Records:
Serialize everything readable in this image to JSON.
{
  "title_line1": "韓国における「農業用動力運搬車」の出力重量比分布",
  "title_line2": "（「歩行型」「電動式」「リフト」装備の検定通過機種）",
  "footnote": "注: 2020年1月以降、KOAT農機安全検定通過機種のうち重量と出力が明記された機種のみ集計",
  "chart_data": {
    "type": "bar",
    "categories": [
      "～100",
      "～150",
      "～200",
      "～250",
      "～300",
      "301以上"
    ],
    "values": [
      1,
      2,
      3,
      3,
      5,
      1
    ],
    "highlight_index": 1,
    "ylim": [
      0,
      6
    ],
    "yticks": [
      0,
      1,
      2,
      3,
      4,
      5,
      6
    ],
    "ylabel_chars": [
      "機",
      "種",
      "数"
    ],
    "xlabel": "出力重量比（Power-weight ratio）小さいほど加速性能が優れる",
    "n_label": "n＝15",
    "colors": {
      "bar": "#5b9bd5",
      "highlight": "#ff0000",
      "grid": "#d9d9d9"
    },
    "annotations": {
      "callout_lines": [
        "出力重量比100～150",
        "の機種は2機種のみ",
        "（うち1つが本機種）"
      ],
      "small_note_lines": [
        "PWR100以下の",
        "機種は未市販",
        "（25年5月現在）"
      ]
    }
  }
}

Task objective: Copy out the whole listing, exactly as written.

Answer to this task:
Serialize everything readable in this image to JSON.
{
  "title_line1": "韓国における「農業用動力運搬車」の出力重量比分布",
  "title_line2": "（「歩行型」「電動式」「リフト」装備の検定通過機種）",
  "footnote": "注: 2020年1月以降、KOAT農機安全検定通過機種のうち重量と出力が明記された機種のみ集計",
  "chart_data": {
    "type": "bar",
    "categories": [
      "～100",
      "～150",
      "～200",
      "～250",
      "～300",
      "301以上"
    ],
    "values": [
      1,
      2,
      3,
      3,
      5,
      1
    ],
    "highlight_index": 1,
    "ylim": [
      0,
      6
    ],
    "yticks": [
      0,
      1,
      2,
      3,
      4,
      5,
      6
    ],
    "ylabel_chars": [
      "機",
      "種",
      "数"
    ],
    "xlabel": "出力重量比（Power-weight ratio）小さいほど加速性能が優れる",
    "n_label": "n＝15",
    "colors": {
      "bar": "#5b9bd5",
      "highlight": "#ff0000",
      "grid": "#d9d9d9"
    },
    "annotations": {
      "callout_lines": [
        "出力重量比100～150",
        "の機種は2機種のみ",
        "（うち1つが本機種）"
      ],
      "small_note_lines": [
        "PWR100以下の",
        "機種は未市販",
        "（25年5月現在）"
      ]
    }
  }
}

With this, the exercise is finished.